REQUIREMENT =>
Locate the lines that hold the string "menu". Copy every such line.

(Records from a collection)

————

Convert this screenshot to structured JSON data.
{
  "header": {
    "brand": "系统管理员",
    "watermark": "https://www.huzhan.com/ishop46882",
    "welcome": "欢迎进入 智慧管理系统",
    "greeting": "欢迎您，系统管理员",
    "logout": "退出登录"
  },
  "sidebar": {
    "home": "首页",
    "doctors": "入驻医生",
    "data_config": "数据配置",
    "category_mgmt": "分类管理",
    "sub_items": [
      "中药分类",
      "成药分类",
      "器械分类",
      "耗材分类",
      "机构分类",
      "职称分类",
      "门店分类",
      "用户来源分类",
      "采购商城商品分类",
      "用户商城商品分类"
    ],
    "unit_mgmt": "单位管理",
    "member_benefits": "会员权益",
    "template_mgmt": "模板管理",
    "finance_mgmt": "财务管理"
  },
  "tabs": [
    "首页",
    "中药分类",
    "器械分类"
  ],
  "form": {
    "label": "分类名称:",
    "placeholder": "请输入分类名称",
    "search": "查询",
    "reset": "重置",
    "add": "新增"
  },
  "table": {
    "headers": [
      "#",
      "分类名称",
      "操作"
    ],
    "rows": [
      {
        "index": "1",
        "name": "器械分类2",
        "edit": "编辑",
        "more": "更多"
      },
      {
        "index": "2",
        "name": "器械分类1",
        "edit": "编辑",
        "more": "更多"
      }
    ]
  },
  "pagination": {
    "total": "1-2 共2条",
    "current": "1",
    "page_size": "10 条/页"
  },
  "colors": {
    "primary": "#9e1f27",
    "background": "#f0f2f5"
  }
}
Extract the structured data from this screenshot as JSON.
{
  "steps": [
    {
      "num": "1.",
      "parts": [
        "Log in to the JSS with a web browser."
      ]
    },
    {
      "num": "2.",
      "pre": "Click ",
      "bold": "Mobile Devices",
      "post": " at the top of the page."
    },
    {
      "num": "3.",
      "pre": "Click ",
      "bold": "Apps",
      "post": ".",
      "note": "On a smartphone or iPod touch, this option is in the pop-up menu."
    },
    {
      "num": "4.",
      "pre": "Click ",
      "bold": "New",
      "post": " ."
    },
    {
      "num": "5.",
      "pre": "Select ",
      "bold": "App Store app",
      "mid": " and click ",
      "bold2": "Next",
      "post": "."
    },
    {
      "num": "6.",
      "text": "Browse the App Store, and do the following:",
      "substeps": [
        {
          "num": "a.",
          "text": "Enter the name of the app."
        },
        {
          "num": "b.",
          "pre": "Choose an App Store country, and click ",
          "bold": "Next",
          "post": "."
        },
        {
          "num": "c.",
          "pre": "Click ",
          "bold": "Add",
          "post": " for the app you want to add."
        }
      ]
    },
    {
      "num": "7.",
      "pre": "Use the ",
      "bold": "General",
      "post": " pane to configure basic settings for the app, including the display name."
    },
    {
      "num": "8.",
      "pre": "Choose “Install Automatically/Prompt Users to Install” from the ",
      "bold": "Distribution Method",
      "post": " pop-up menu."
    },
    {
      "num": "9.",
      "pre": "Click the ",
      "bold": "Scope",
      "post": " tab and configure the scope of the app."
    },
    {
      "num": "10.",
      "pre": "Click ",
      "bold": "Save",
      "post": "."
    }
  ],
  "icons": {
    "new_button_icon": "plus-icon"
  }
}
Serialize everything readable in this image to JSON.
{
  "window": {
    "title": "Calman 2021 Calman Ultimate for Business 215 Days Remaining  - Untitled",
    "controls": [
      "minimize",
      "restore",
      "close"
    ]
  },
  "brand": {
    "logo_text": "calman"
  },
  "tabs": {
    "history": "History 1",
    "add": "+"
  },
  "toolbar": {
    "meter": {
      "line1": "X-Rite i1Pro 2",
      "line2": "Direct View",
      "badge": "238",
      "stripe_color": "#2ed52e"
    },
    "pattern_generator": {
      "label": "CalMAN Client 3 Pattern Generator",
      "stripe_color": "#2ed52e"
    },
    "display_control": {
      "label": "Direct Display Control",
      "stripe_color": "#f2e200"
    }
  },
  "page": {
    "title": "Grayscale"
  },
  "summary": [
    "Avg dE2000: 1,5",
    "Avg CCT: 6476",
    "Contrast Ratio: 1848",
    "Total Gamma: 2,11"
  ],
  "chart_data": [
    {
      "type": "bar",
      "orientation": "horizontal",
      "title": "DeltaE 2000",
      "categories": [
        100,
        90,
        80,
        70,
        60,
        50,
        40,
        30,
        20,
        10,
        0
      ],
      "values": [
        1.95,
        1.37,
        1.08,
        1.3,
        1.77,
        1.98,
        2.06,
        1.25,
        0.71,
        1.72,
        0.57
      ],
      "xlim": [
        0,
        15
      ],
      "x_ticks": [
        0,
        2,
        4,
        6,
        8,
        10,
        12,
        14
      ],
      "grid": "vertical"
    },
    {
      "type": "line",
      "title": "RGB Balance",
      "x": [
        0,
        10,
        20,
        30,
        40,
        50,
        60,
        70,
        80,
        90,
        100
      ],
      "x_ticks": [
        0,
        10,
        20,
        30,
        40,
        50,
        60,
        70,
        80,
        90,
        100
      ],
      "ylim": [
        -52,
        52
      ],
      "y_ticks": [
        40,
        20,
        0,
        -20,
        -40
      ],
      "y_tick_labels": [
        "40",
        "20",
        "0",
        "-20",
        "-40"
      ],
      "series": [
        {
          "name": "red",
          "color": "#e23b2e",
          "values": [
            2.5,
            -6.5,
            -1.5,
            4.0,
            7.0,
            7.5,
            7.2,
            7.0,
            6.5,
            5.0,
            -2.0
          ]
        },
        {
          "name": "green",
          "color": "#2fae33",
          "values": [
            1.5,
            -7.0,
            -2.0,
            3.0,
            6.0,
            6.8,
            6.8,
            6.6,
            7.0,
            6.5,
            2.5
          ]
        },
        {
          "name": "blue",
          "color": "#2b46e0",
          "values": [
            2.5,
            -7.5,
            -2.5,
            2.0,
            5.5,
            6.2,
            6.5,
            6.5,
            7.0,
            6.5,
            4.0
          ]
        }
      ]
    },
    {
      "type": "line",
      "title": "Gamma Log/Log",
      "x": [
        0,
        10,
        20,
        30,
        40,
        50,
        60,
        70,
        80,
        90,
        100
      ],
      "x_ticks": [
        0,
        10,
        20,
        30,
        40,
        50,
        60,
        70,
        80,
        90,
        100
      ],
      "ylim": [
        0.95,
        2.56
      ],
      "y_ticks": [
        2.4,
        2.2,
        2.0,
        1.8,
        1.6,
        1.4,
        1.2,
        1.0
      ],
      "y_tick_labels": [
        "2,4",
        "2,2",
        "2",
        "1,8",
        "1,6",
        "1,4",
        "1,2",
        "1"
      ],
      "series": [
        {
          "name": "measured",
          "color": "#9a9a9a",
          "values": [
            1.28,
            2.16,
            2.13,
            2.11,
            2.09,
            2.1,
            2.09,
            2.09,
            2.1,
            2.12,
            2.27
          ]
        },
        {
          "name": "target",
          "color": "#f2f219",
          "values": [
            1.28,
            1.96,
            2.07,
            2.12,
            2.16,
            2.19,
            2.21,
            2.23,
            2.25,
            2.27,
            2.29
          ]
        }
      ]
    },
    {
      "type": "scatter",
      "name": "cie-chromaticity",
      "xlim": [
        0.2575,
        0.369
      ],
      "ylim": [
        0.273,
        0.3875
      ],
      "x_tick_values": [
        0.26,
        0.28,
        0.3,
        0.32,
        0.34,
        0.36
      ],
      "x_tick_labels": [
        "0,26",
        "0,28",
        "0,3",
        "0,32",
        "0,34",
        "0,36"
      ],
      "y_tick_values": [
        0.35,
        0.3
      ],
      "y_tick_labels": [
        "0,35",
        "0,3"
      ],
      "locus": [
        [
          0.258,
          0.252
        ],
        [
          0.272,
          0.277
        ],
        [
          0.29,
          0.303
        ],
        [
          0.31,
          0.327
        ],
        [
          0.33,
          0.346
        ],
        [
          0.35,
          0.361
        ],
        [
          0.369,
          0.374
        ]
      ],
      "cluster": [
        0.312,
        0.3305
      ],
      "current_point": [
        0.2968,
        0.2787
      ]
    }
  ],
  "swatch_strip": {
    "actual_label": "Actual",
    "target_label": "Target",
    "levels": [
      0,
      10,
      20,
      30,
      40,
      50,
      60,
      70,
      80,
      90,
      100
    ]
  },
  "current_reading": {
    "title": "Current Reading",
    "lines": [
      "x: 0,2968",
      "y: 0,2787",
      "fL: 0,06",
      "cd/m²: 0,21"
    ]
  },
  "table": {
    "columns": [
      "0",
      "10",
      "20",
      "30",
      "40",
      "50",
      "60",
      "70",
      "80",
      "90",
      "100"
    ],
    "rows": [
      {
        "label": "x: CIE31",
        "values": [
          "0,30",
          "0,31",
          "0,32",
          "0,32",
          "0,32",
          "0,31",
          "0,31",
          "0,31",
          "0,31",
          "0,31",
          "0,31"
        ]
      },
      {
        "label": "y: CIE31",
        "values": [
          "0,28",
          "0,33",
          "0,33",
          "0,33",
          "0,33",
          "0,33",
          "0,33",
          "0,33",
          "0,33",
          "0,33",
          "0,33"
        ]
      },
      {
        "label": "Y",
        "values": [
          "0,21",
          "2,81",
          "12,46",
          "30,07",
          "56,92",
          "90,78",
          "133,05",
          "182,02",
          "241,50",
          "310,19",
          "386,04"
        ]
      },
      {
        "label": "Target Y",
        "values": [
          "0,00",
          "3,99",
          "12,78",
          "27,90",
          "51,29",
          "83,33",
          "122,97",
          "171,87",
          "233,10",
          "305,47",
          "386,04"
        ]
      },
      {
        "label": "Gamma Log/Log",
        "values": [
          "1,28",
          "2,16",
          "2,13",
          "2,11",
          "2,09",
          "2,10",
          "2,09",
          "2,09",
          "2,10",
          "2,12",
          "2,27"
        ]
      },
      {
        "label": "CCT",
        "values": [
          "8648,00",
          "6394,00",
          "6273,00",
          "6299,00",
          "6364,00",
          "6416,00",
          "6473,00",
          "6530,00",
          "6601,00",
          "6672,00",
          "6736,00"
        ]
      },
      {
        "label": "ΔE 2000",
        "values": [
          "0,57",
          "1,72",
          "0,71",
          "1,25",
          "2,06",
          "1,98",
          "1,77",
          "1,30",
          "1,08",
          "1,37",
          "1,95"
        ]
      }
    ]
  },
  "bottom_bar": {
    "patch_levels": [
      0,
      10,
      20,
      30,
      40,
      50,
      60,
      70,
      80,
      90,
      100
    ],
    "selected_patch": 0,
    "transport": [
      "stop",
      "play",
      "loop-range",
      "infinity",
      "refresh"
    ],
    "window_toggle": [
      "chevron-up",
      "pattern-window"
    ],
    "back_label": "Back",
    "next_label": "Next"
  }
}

————

OUTPUT =>
      "note": "On a smartphone or iPod touch, this option is in the pop-up menu."
      "post": " pop-up menu."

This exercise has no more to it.